» **INSTRUCTIONS TO FOLLOW**
Please reproduce every line of the material below word for word, leaving out the pictures.

» **MATERIAL PROVIDED**
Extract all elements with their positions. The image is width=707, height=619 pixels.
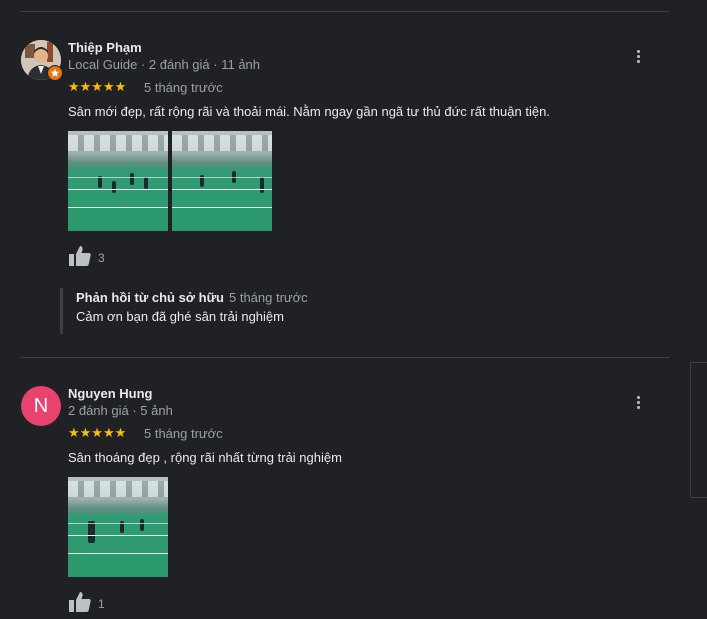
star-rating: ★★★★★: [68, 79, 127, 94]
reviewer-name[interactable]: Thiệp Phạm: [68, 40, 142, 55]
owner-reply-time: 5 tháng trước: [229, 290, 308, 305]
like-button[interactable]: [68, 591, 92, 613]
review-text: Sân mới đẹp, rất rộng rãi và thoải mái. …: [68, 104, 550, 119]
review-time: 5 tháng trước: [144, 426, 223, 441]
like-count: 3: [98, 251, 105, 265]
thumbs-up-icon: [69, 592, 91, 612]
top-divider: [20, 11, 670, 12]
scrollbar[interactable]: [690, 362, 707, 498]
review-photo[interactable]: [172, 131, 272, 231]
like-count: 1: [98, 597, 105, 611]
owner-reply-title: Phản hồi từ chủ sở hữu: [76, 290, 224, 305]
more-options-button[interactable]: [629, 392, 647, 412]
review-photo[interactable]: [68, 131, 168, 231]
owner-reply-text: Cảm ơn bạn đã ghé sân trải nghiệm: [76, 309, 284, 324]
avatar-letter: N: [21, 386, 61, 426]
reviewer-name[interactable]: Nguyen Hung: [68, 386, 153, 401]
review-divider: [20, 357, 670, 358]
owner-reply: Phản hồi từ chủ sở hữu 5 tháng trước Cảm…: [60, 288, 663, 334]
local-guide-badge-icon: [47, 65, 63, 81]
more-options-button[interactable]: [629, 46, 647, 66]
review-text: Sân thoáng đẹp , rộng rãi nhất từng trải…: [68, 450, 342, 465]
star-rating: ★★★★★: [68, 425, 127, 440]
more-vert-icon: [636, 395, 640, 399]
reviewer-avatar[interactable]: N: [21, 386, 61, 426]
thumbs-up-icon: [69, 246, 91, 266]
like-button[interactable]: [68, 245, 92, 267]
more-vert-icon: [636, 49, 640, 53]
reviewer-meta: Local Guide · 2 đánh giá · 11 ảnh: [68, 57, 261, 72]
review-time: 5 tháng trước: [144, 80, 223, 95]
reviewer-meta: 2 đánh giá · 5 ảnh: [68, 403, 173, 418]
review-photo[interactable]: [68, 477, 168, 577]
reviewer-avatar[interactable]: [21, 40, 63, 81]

» **RIGHT ANSWER**
Extract all elements with their positions. The image is width=707, height=619 pixels.
star-rating: ★★★★★: [68, 79, 127, 94]
reviewer-name[interactable]: Thiệp Phạm: [68, 40, 142, 55]
owner-reply-time: 5 tháng trước: [229, 290, 308, 305]
like-button[interactable]: [68, 591, 92, 613]
review-text: Sân mới đẹp, rất rộng rãi và thoải mái. …: [68, 104, 550, 119]
review-time: 5 tháng trước: [144, 426, 223, 441]
like-count: 3: [98, 251, 105, 265]
thumbs-up-icon: [69, 592, 91, 612]
top-divider: [20, 11, 670, 12]
scrollbar[interactable]: [690, 362, 707, 498]
review-photo[interactable]: [172, 131, 272, 231]
like-count: 1: [98, 597, 105, 611]
owner-reply-title: Phản hồi từ chủ sở hữu: [76, 290, 224, 305]
more-options-button[interactable]: [629, 392, 647, 412]
review-photo[interactable]: [68, 131, 168, 231]
owner-reply-text: Cảm ơn bạn đã ghé sân trải nghiệm: [76, 309, 284, 324]
avatar-letter: N: [21, 386, 61, 426]
reviewer-name[interactable]: Nguyen Hung: [68, 386, 153, 401]
review-divider: [20, 357, 670, 358]
owner-reply: Phản hồi từ chủ sở hữu 5 tháng trước Cảm…: [60, 288, 663, 334]
local-guide-badge-icon: [47, 65, 63, 81]
more-options-button[interactable]: [629, 46, 647, 66]
review-text: Sân thoáng đẹp , rộng rãi nhất từng trải…: [68, 450, 342, 465]
star-rating: ★★★★★: [68, 425, 127, 440]
more-vert-icon: [636, 395, 640, 399]
reviewer-avatar[interactable]: N: [21, 386, 61, 426]
thumbs-up-icon: [69, 246, 91, 266]
like-button[interactable]: [68, 245, 92, 267]
more-vert-icon: [636, 49, 640, 53]
reviewer-meta: Local Guide · 2 đánh giá · 11 ảnh: [68, 57, 261, 72]
review-time: 5 tháng trước: [144, 80, 223, 95]
reviewer-meta: 2 đánh giá · 5 ảnh: [68, 403, 173, 418]
review-photo[interactable]: [68, 477, 168, 577]
reviewer-avatar[interactable]: [21, 40, 63, 81]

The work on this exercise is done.